◆ Task instructions:
Output, please, every line from the line that holds "Read the values" to the end, exactly as written.

◆ Excerpted records:
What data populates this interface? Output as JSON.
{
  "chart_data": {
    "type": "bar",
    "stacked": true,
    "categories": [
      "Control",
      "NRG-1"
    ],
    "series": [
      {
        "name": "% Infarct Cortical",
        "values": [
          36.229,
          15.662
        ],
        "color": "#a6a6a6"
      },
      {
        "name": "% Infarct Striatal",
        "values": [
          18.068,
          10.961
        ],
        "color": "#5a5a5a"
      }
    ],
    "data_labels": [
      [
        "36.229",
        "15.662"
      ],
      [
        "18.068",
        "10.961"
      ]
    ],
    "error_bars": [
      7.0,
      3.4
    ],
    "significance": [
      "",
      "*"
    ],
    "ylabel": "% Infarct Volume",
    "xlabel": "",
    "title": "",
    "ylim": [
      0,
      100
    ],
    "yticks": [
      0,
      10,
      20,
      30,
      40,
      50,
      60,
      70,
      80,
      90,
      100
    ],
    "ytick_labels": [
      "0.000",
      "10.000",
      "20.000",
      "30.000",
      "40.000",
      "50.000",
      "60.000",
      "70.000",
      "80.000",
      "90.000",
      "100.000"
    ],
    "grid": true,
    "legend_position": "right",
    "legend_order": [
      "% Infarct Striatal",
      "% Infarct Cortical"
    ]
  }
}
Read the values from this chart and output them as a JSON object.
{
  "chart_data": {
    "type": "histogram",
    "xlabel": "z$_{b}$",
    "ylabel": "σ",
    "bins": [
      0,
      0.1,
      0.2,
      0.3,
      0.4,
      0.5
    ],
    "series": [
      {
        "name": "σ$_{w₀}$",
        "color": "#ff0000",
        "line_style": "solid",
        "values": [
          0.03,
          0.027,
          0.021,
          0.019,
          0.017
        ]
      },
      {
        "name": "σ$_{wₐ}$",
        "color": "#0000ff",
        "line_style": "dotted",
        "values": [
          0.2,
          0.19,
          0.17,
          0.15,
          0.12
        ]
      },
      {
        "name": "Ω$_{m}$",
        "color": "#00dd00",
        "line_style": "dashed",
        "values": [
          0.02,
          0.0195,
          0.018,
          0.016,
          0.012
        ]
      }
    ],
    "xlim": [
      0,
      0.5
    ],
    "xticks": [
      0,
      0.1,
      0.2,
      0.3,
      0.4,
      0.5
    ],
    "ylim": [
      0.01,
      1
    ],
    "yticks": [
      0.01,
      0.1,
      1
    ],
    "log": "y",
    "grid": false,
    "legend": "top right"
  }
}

◆ Answer for the task:
Read the values from this chart and output them as a JSON object.
{
  "chart_data": {
    "type": "histogram",
    "xlabel": "z$_{b}$",
    "ylabel": "σ",
    "bins": [
      0,
      0.1,
      0.2,
      0.3,
      0.4,
      0.5
    ],
    "series": [
      {
        "name": "σ$_{w₀}$",
        "color": "#ff0000",
        "line_style": "solid",
        "values": [
          0.03,
          0.027,
          0.021,
          0.019,
          0.017
        ]
      },
      {
        "name": "σ$_{wₐ}$",
        "color": "#0000ff",
        "line_style": "dotted",
        "values": [
          0.2,
          0.19,
          0.17,
          0.15,
          0.12
        ]
      },
      {
        "name": "Ω$_{m}$",
        "color": "#00dd00",
        "line_style": "dashed",
        "values": [
          0.02,
          0.0195,
          0.018,
          0.016,
          0.012
        ]
      }
    ],
    "xlim": [
      0,
      0.5
    ],
    "xticks": [
      0,
      0.1,
      0.2,
      0.3,
      0.4,
      0.5
    ],
    "ylim": [
      0.01,
      1
    ],
    "yticks": [
      0.01,
      0.1,
      1
    ],
    "log": "y",
    "grid": false,
    "legend": "top right"
  }
}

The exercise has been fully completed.